**Data to use:**
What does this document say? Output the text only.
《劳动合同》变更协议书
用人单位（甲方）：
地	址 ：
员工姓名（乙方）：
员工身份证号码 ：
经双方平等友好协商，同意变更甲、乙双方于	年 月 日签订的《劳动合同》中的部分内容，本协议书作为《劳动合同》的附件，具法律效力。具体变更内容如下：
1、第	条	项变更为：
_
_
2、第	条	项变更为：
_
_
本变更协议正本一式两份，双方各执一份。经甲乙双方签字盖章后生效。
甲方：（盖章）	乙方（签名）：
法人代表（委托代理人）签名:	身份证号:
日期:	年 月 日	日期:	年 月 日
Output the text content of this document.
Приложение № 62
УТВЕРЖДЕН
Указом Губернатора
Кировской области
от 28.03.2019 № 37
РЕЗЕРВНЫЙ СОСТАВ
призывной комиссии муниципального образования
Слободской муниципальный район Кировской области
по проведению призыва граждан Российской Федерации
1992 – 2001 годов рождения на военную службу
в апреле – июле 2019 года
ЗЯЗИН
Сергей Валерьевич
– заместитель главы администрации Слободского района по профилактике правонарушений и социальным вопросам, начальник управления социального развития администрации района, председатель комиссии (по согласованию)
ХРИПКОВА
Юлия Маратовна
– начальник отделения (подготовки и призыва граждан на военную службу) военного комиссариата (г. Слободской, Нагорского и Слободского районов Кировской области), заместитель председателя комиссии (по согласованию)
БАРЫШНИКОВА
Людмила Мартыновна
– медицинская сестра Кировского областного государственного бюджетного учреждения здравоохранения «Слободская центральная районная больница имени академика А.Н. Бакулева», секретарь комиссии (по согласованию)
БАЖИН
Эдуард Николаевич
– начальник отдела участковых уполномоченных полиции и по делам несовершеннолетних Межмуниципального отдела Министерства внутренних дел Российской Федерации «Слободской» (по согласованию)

**What you have to do:**
Of the lines in the entries above, how many include "граждан"? Only the number should be given.

**Output of the exercise:**
2